EXERCISE OBJECTIVE:
Each line that includes the string "offer" counts once; give the total and nothing else.

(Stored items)
----
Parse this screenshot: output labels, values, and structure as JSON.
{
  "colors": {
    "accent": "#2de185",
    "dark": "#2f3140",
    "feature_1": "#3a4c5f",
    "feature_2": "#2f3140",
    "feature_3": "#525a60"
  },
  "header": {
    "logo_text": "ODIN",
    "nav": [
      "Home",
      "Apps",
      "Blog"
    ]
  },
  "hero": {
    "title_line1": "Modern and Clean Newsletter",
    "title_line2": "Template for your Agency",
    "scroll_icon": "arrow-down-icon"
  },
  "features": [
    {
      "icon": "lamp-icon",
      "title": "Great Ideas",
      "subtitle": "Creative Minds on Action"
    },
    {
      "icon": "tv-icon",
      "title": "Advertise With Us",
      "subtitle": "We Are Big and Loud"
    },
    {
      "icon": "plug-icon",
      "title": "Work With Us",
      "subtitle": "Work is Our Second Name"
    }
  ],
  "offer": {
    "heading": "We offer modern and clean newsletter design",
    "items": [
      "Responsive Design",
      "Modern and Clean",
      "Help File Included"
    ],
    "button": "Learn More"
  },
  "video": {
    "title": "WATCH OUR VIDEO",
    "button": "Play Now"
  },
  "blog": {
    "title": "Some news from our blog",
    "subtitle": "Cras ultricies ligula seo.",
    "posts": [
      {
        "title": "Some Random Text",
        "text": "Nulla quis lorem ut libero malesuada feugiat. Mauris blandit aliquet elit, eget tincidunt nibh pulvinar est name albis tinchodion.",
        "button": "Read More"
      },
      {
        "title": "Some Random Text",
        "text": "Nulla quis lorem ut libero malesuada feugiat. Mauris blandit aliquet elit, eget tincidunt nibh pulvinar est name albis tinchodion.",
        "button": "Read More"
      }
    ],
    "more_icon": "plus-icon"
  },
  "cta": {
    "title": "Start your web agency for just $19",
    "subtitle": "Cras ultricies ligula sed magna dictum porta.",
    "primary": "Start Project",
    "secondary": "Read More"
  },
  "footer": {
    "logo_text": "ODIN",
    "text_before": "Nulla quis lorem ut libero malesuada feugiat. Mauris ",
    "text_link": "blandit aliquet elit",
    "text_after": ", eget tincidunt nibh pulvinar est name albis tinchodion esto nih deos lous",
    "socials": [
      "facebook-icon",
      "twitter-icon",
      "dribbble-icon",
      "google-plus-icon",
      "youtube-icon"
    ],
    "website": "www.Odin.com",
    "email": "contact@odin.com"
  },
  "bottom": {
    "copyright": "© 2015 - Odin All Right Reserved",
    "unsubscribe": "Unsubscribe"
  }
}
----
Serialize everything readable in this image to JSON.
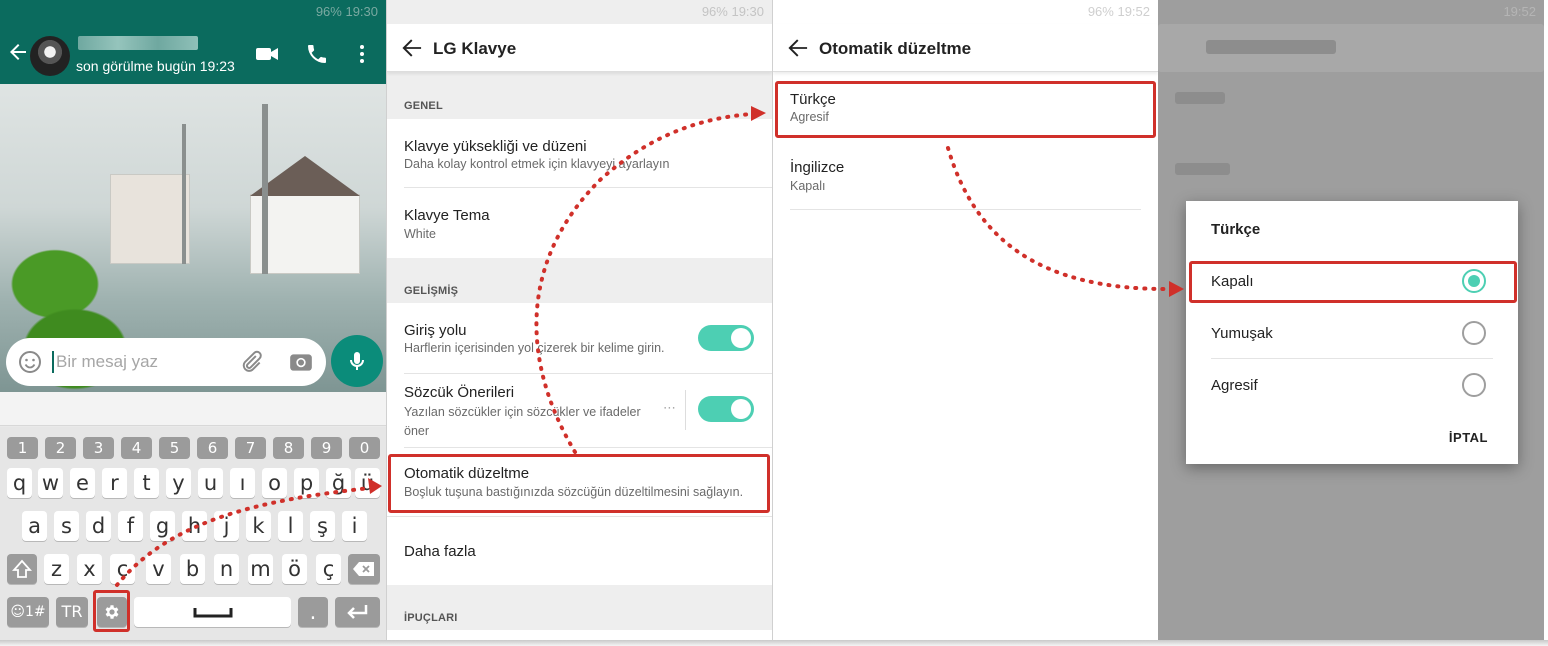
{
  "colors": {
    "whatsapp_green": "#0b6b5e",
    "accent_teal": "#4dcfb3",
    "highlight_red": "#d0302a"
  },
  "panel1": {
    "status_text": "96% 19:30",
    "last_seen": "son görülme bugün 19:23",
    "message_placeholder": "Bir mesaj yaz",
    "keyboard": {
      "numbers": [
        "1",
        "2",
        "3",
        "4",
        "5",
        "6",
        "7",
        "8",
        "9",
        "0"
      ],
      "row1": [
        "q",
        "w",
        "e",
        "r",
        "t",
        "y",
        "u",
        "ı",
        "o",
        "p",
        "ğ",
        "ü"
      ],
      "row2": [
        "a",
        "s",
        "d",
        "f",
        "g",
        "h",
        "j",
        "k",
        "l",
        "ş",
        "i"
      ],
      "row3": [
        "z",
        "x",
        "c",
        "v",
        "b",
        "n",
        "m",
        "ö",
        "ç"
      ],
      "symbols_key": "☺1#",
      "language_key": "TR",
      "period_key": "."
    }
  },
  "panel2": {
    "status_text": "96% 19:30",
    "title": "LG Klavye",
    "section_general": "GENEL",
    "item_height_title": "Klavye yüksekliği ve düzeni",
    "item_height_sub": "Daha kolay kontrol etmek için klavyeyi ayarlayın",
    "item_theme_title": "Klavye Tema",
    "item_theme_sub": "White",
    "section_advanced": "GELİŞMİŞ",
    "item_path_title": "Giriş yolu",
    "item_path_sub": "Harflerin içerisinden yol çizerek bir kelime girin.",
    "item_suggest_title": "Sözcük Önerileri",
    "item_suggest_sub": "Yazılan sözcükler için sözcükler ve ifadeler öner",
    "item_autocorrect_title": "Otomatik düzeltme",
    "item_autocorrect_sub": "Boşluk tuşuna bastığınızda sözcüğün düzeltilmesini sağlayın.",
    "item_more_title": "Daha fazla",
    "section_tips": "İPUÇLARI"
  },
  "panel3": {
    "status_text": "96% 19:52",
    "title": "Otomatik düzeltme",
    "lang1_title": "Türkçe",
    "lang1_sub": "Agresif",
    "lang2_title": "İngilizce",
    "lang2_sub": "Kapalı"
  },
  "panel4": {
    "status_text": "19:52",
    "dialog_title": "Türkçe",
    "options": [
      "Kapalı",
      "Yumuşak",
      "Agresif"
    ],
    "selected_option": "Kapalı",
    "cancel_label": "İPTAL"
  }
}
----
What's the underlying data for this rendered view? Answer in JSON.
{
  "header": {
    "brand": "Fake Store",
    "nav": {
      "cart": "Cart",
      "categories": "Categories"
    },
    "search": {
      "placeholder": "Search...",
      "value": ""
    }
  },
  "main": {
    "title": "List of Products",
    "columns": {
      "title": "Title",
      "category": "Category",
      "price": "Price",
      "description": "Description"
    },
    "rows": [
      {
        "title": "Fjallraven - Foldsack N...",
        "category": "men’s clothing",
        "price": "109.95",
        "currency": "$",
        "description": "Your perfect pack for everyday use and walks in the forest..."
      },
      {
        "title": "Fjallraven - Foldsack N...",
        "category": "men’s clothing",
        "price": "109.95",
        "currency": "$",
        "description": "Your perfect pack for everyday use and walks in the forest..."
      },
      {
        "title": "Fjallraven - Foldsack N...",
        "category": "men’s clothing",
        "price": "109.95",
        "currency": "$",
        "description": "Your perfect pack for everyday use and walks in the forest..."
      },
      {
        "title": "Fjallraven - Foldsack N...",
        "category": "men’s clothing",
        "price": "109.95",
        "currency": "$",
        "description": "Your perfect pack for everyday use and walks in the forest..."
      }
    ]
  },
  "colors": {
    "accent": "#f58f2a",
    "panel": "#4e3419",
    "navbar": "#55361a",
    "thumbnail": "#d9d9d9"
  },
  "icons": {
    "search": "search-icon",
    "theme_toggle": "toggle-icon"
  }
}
----
COMPLETED EXERCISE:
2